▸ AIM OF THE EXERCISE: Only a number is wanted: how many lines in these records contain the word "JSON"?

▸ MATERIAL SUPPLIED:
━━━━━━━━━━
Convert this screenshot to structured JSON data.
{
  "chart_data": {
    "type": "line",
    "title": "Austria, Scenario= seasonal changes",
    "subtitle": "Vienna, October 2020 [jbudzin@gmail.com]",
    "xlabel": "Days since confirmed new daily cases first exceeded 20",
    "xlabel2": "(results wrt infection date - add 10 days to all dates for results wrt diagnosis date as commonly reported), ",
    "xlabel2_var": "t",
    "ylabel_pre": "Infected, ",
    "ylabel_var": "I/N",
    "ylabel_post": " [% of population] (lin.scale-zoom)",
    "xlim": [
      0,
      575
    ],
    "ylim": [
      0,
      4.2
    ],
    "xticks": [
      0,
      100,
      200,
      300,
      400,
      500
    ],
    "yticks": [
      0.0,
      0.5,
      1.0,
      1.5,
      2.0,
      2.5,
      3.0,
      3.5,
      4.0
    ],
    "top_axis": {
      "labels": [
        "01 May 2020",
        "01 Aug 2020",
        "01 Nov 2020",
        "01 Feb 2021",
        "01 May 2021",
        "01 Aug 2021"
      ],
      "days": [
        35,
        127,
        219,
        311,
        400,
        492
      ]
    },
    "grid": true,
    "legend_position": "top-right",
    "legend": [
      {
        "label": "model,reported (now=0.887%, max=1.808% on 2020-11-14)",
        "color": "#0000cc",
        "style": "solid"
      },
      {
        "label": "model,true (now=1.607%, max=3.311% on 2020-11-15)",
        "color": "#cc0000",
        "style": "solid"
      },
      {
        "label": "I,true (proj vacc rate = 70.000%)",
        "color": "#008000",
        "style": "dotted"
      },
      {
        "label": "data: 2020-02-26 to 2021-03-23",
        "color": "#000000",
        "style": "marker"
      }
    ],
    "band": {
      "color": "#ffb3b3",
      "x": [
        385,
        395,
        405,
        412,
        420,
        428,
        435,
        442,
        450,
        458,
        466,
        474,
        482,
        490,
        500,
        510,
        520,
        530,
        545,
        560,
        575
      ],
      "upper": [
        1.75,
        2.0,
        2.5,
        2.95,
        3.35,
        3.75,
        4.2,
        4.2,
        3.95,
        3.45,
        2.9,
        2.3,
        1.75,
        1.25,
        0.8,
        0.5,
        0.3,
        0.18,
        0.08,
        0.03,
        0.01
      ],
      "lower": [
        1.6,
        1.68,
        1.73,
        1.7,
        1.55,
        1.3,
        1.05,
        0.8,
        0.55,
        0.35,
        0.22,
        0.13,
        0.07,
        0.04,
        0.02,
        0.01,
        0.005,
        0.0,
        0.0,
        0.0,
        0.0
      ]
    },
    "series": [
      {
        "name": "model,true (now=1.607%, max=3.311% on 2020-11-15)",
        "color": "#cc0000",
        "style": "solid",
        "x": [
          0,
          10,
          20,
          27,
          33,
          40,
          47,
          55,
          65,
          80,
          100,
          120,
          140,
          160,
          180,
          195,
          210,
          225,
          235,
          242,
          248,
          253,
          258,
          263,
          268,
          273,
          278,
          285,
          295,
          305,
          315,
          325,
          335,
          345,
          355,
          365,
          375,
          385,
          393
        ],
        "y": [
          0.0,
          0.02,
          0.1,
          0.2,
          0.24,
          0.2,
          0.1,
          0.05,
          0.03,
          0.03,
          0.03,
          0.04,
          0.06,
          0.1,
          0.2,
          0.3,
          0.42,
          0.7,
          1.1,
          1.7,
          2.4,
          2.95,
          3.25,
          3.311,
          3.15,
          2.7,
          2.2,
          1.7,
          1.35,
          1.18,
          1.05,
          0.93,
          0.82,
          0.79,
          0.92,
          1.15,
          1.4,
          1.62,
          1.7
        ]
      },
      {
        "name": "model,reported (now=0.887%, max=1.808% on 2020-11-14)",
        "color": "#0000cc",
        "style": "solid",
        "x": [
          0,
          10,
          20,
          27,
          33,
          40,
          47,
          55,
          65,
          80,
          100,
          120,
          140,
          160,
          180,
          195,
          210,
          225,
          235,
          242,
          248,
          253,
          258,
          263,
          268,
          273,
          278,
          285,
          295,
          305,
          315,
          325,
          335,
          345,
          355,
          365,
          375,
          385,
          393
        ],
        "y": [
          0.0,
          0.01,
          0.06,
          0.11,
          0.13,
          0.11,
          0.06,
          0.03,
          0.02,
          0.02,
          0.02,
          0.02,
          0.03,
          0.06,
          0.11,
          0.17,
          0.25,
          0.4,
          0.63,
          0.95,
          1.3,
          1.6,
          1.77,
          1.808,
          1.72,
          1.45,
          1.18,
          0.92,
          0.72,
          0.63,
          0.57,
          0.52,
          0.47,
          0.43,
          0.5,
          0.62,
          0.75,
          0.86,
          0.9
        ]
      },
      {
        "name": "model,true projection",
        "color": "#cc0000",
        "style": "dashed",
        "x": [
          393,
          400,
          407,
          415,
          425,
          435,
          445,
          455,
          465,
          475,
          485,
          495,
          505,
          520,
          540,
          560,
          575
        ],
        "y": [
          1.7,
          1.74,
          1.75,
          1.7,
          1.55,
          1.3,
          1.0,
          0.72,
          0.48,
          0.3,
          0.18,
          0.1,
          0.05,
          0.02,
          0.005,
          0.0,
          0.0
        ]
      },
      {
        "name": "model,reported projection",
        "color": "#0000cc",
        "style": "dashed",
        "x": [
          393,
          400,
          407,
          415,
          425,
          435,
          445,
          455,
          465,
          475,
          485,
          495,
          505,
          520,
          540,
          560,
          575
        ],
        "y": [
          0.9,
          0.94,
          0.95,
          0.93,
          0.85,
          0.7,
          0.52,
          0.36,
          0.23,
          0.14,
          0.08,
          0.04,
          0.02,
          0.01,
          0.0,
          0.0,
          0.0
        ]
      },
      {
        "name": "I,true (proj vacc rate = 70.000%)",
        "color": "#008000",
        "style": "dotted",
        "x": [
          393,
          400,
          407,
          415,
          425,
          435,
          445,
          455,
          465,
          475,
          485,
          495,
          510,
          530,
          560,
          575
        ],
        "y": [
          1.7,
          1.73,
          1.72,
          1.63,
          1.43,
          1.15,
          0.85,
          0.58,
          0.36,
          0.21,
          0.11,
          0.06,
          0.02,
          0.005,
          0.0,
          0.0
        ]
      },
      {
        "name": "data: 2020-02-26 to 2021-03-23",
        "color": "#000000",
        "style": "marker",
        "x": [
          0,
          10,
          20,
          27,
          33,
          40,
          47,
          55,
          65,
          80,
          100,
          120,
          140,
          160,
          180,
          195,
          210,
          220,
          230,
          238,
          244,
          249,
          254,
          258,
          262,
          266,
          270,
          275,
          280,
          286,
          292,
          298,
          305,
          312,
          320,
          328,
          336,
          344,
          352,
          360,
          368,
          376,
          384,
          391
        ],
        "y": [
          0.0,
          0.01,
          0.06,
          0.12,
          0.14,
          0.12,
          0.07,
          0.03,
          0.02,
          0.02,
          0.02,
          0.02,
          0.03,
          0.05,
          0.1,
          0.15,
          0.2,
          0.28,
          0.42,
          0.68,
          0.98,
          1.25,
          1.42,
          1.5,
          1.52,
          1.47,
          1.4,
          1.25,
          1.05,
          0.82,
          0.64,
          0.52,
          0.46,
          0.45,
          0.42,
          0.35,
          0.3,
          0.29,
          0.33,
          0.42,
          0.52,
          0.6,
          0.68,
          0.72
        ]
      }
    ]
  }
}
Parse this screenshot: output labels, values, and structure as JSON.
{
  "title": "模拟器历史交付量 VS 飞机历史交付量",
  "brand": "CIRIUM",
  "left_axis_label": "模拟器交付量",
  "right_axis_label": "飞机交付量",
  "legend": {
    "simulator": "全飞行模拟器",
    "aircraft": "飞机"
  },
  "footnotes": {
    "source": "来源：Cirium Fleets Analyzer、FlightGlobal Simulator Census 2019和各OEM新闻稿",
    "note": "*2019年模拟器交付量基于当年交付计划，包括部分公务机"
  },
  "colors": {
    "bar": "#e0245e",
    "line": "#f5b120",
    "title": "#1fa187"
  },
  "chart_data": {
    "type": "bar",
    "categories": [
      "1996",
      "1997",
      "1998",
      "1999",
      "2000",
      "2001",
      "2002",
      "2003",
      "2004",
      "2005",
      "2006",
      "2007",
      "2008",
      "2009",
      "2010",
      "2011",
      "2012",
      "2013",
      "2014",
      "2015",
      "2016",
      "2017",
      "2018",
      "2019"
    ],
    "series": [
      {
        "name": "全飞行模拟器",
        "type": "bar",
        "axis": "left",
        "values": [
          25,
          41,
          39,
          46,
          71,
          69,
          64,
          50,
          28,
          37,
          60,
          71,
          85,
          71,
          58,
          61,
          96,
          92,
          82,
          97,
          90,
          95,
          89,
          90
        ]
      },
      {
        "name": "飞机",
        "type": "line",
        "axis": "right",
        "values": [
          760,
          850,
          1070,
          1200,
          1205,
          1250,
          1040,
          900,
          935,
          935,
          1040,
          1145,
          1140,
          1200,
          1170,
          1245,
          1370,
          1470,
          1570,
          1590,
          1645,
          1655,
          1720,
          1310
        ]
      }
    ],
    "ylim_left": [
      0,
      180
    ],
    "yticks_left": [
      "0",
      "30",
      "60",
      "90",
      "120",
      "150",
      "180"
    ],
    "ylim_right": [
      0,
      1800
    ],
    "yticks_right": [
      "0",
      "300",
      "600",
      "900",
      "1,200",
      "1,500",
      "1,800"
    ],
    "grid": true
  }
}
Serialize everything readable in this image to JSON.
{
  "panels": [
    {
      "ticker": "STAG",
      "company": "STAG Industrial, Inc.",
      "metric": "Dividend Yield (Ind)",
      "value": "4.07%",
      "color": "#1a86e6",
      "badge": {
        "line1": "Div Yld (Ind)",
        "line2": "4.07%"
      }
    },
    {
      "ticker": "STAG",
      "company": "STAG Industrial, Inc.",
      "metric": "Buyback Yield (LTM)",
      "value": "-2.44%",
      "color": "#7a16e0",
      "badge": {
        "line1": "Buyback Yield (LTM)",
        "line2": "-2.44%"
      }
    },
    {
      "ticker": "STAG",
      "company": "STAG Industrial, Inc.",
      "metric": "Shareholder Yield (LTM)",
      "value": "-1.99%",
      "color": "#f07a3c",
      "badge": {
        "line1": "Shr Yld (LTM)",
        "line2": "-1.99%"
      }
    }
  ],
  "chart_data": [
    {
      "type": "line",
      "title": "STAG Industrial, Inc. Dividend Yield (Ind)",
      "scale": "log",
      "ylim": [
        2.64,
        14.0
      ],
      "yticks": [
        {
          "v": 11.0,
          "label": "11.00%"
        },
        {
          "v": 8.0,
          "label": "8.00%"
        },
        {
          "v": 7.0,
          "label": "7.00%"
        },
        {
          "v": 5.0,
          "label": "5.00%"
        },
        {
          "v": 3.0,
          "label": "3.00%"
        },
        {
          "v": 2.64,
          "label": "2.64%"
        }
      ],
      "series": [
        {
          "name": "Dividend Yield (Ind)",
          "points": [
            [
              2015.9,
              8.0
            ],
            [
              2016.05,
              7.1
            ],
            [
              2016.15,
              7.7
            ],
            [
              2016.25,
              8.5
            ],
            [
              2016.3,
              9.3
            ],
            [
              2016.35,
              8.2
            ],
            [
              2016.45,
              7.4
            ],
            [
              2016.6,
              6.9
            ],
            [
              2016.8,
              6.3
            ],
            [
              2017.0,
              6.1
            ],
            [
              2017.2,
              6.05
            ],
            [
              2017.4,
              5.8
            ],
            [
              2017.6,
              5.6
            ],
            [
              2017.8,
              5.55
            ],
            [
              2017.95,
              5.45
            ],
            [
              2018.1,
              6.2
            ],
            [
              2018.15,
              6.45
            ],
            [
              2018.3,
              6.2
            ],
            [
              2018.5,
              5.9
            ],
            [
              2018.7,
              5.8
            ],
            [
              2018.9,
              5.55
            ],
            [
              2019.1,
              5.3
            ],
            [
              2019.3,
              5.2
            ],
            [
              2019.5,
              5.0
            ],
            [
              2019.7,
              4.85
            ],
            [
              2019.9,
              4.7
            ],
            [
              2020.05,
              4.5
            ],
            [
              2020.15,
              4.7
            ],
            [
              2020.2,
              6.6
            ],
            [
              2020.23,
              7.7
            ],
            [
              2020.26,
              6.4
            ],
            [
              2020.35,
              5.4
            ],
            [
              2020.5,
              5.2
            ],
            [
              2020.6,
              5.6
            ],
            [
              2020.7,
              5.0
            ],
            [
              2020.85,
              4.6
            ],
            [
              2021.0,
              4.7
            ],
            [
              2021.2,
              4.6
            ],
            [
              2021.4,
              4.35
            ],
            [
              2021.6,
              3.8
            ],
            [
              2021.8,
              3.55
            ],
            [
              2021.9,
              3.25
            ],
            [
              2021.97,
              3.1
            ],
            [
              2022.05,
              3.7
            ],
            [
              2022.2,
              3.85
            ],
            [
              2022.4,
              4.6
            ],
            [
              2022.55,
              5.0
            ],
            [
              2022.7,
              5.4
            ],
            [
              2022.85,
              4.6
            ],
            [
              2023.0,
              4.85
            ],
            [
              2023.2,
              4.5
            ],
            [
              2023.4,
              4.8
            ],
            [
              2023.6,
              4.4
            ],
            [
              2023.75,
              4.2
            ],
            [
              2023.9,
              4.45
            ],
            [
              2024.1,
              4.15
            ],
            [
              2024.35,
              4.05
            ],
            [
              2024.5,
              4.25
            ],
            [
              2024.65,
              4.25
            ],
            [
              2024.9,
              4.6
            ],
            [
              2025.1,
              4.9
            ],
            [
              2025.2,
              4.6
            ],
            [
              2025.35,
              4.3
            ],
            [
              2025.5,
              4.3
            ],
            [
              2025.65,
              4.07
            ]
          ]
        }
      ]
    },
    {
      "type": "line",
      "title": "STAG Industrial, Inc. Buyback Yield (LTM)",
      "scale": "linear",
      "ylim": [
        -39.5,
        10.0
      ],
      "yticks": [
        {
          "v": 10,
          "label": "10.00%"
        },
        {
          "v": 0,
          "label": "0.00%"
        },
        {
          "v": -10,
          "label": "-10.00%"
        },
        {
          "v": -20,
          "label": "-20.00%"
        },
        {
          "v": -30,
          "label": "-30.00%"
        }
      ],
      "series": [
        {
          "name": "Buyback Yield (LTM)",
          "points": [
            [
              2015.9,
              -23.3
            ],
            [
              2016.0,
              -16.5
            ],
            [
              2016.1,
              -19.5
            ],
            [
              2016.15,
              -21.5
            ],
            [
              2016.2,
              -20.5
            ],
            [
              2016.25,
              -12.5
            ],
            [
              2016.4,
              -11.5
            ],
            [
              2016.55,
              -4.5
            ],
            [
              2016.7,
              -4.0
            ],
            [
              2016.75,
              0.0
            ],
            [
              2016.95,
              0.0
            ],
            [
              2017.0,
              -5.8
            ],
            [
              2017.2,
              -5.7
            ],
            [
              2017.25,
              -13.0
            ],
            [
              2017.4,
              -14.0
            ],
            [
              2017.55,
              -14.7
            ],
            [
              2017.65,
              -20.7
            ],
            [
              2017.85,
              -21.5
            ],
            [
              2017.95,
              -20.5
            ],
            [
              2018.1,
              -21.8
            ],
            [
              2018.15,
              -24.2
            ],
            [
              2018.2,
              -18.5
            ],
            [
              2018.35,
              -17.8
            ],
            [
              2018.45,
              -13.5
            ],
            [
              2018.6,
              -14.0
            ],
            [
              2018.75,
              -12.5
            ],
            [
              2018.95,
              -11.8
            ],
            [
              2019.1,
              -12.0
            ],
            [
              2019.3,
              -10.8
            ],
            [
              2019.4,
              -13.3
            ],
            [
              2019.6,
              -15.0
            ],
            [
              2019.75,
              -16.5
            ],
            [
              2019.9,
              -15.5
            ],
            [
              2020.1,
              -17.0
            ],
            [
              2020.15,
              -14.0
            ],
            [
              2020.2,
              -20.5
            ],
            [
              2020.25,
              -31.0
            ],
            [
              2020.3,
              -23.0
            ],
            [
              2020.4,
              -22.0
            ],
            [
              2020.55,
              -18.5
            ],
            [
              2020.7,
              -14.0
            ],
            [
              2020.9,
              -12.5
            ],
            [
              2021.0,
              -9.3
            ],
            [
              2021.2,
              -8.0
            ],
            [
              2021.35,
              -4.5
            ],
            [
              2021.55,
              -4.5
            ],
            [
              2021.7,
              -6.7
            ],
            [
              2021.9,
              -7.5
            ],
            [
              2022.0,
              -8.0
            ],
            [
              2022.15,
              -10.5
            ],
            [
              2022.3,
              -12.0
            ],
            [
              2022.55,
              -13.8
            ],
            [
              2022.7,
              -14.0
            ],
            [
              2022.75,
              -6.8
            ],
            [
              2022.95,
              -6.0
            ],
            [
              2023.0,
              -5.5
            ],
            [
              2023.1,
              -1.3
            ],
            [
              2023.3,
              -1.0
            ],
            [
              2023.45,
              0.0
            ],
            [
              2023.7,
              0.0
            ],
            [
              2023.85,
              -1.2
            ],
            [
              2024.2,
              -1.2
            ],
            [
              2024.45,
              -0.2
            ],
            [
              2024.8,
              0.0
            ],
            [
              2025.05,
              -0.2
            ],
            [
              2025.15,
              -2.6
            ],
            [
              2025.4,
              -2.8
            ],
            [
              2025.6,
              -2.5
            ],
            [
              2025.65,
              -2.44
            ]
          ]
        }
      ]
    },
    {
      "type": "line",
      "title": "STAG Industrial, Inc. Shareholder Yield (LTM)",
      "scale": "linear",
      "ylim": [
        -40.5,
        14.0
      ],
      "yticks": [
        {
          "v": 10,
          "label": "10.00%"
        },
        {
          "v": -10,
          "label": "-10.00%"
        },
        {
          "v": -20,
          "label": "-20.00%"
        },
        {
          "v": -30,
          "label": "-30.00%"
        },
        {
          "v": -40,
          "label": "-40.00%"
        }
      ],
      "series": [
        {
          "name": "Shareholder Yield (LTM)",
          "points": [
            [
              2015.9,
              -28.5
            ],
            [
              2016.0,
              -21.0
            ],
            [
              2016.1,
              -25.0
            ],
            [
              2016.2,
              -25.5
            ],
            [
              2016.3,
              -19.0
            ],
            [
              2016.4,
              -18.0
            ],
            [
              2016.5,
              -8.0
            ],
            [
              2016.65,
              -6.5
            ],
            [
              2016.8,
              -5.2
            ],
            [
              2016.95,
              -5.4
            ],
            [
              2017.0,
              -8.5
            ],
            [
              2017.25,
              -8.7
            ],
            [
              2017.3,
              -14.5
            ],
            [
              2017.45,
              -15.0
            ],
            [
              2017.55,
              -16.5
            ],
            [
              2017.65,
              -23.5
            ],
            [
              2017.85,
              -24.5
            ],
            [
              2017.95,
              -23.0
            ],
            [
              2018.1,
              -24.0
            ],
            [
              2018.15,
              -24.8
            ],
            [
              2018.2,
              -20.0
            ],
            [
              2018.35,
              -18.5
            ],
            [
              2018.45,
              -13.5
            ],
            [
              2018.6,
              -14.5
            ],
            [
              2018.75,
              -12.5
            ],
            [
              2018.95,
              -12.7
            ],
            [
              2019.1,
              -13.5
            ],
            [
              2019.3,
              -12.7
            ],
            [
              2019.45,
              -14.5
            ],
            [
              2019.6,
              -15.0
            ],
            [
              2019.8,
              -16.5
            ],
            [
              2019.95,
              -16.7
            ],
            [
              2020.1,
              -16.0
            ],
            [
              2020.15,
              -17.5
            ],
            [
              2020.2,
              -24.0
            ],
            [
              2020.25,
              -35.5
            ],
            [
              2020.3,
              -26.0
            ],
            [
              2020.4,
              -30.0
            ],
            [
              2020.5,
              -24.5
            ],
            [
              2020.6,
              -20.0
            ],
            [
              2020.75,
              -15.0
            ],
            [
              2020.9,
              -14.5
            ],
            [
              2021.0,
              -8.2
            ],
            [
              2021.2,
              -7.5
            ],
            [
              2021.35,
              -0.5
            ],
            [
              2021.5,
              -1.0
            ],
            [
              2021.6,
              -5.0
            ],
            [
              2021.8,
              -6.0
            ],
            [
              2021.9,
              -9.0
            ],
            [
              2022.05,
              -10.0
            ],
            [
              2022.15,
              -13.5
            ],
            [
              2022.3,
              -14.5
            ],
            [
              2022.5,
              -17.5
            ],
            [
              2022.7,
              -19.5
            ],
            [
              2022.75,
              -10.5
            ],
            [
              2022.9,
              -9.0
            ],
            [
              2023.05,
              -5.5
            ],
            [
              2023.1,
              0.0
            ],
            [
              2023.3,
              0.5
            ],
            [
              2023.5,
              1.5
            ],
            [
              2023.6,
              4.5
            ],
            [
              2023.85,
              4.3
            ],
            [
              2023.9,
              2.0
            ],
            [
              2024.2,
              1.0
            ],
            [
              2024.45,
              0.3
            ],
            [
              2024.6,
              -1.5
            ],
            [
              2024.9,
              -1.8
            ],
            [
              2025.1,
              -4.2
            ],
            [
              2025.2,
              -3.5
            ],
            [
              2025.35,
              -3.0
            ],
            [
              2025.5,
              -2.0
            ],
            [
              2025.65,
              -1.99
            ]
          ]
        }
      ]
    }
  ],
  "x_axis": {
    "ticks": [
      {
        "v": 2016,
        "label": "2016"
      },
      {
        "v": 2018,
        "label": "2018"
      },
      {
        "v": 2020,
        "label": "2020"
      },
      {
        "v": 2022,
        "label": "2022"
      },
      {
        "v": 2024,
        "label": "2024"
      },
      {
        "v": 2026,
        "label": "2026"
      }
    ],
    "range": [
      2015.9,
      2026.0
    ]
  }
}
━━━━━━━━━━
▸ EXERCISE SOLUTION: 3